#### Provided entries:
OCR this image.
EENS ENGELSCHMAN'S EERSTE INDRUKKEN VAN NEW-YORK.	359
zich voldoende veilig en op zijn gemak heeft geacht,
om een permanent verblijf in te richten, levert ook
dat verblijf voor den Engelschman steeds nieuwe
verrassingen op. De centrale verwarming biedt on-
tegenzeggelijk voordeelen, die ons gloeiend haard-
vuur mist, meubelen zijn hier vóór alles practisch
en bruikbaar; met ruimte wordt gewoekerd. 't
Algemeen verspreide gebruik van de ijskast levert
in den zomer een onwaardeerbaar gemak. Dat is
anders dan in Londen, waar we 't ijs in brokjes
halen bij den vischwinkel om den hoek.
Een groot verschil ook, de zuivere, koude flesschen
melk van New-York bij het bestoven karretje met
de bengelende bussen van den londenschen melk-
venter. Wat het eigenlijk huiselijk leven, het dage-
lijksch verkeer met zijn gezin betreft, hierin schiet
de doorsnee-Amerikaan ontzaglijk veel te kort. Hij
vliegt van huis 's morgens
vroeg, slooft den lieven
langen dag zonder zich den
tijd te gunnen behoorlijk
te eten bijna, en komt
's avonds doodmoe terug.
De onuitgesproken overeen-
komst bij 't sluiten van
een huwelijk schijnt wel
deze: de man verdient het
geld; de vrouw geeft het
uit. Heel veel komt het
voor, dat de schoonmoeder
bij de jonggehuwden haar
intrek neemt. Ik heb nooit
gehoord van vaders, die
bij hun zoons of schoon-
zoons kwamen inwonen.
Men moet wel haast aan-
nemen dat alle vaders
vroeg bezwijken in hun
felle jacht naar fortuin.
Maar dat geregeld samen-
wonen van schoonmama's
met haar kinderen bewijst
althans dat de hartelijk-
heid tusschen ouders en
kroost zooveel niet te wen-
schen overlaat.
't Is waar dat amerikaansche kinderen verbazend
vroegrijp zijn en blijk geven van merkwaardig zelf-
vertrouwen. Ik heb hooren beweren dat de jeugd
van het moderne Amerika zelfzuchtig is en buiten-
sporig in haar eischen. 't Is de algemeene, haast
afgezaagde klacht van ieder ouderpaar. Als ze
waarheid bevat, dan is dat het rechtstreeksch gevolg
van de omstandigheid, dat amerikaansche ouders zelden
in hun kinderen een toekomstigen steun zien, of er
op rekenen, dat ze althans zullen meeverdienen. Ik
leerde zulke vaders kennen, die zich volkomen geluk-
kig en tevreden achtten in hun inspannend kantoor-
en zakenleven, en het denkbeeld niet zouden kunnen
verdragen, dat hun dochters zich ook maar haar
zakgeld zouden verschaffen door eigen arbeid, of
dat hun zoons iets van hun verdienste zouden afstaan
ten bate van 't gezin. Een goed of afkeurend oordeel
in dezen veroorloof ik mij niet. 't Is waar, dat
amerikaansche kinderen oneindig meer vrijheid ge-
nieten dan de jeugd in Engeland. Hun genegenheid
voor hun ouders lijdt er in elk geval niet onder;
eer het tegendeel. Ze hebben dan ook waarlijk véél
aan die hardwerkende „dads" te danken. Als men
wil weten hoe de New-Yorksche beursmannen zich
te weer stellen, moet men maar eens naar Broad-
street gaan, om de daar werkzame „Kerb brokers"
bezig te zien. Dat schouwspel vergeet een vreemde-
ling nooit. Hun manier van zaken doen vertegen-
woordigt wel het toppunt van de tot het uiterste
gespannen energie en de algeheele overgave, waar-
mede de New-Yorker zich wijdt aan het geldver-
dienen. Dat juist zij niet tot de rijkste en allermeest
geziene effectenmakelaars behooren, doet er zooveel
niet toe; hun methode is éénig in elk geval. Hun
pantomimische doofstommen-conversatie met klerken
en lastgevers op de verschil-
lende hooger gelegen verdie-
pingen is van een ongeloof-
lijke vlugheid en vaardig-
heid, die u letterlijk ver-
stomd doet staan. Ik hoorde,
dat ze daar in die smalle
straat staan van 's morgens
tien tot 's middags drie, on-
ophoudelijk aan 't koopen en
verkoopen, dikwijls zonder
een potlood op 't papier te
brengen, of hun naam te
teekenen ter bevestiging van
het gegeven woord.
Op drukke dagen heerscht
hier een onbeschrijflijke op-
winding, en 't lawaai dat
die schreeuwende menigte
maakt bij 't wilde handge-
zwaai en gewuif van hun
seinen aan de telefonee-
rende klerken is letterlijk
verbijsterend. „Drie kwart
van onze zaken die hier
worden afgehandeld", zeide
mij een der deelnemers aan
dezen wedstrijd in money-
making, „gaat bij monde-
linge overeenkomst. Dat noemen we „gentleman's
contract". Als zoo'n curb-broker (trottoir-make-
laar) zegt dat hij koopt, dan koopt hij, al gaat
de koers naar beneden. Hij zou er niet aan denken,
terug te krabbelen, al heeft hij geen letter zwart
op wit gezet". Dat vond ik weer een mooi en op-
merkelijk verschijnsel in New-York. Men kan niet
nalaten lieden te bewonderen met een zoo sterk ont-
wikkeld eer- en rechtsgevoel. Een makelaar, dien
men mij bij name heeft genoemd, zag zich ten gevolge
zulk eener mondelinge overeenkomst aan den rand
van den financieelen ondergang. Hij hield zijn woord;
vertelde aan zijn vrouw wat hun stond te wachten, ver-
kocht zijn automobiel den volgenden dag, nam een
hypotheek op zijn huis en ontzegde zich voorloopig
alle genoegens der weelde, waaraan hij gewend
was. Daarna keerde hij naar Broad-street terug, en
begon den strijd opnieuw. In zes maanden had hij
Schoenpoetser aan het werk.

#### Your goal:
Every line of the records above needs to be given again exactly.

#### Full response:
OCR this image.
EENS ENGELSCHMAN'S EERSTE INDRUKKEN VAN NEW-YORK.	359
zich voldoende veilig en op zijn gemak heeft geacht,
om een permanent verblijf in te richten, levert ook
dat verblijf voor den Engelschman steeds nieuwe
verrassingen op. De centrale verwarming biedt on-
tegenzeggelijk voordeelen, die ons gloeiend haard-
vuur mist, meubelen zijn hier vóór alles practisch
en bruikbaar; met ruimte wordt gewoekerd. 't
Algemeen verspreide gebruik van de ijskast levert
in den zomer een onwaardeerbaar gemak. Dat is
anders dan in Londen, waar we 't ijs in brokjes
halen bij den vischwinkel om den hoek.
Een groot verschil ook, de zuivere, koude flesschen
melk van New-York bij het bestoven karretje met
de bengelende bussen van den londenschen melk-
venter. Wat het eigenlijk huiselijk leven, het dage-
lijksch verkeer met zijn gezin betreft, hierin schiet
de doorsnee-Amerikaan ontzaglijk veel te kort. Hij
vliegt van huis 's morgens
vroeg, slooft den lieven
langen dag zonder zich den
tijd te gunnen behoorlijk
te eten bijna, en komt
's avonds doodmoe terug.
De onuitgesproken overeen-
komst bij 't sluiten van
een huwelijk schijnt wel
deze: de man verdient het
geld; de vrouw geeft het
uit. Heel veel komt het
voor, dat de schoonmoeder
bij de jonggehuwden haar
intrek neemt. Ik heb nooit
gehoord van vaders, die
bij hun zoons of schoon-
zoons kwamen inwonen.
Men moet wel haast aan-
nemen dat alle vaders
vroeg bezwijken in hun
felle jacht naar fortuin.
Maar dat geregeld samen-
wonen van schoonmama's
met haar kinderen bewijst
althans dat de hartelijk-
heid tusschen ouders en
kroost zooveel niet te wen-
schen overlaat.
't Is waar dat amerikaansche kinderen verbazend
vroegrijp zijn en blijk geven van merkwaardig zelf-
vertrouwen. Ik heb hooren beweren dat de jeugd
van het moderne Amerika zelfzuchtig is en buiten-
sporig in haar eischen. 't Is de algemeene, haast
afgezaagde klacht van ieder ouderpaar. Als ze
waarheid bevat, dan is dat het rechtstreeksch gevolg
van de omstandigheid, dat amerikaansche ouders zelden
in hun kinderen een toekomstigen steun zien, of er
op rekenen, dat ze althans zullen meeverdienen. Ik
leerde zulke vaders kennen, die zich volkomen geluk-
kig en tevreden achtten in hun inspannend kantoor-
en zakenleven, en het denkbeeld niet zouden kunnen
verdragen, dat hun dochters zich ook maar haar
zakgeld zouden verschaffen door eigen arbeid, of
dat hun zoons iets van hun verdienste zouden afstaan
ten bate van 't gezin. Een goed of afkeurend oordeel
in dezen veroorloof ik mij niet. 't Is waar, dat
amerikaansche kinderen oneindig meer vrijheid ge-
nieten dan de jeugd in Engeland. Hun genegenheid
voor hun ouders lijdt er in elk geval niet onder;
eer het tegendeel. Ze hebben dan ook waarlijk véél
aan die hardwerkende „dads" te danken. Als men
wil weten hoe de New-Yorksche beursmannen zich
te weer stellen, moet men maar eens naar Broad-
street gaan, om de daar werkzame „Kerb brokers"
bezig te zien. Dat schouwspel vergeet een vreemde-
ling nooit. Hun manier van zaken doen vertegen-
woordigt wel het toppunt van de tot het uiterste
gespannen energie en de algeheele overgave, waar-
mede de New-Yorker zich wijdt aan het geldver-
dienen. Dat juist zij niet tot de rijkste en allermeest
geziene effectenmakelaars behooren, doet er zooveel
niet toe; hun methode is éénig in elk geval. Hun
pantomimische doofstommen-conversatie met klerken
en lastgevers op de verschil-
lende hooger gelegen verdie-
pingen is van een ongeloof-
lijke vlugheid en vaardig-
heid, die u letterlijk ver-
stomd doet staan. Ik hoorde,
dat ze daar in die smalle
straat staan van 's morgens
tien tot 's middags drie, on-
ophoudelijk aan 't koopen en
verkoopen, dikwijls zonder
een potlood op 't papier te
brengen, of hun naam te
teekenen ter bevestiging van
het gegeven woord.
Op drukke dagen heerscht
hier een onbeschrijflijke op-
winding, en 't lawaai dat
die schreeuwende menigte
maakt bij 't wilde handge-
zwaai en gewuif van hun
seinen aan de telefonee-
rende klerken is letterlijk
verbijsterend. „Drie kwart
van onze zaken die hier
worden afgehandeld", zeide
mij een der deelnemers aan
dezen wedstrijd in money-
making, „gaat bij monde-
linge overeenkomst. Dat noemen we „gentleman's
contract". Als zoo'n curb-broker (trottoir-make-
laar) zegt dat hij koopt, dan koopt hij, al gaat
de koers naar beneden. Hij zou er niet aan denken,
terug te krabbelen, al heeft hij geen letter zwart
op wit gezet". Dat vond ik weer een mooi en op-
merkelijk verschijnsel in New-York. Men kan niet
nalaten lieden te bewonderen met een zoo sterk ont-
wikkeld eer- en rechtsgevoel. Een makelaar, dien
men mij bij name heeft genoemd, zag zich ten gevolge
zulk eener mondelinge overeenkomst aan den rand
van den financieelen ondergang. Hij hield zijn woord;
vertelde aan zijn vrouw wat hun stond te wachten, ver-
kocht zijn automobiel den volgenden dag, nam een
hypotheek op zijn huis en ontzegde zich voorloopig
alle genoegens der weelde, waaraan hij gewend
was. Daarna keerde hij naar Broad-street terug, en
begon den strijd opnieuw. In zes maanden had hij
Schoenpoetser aan het werk.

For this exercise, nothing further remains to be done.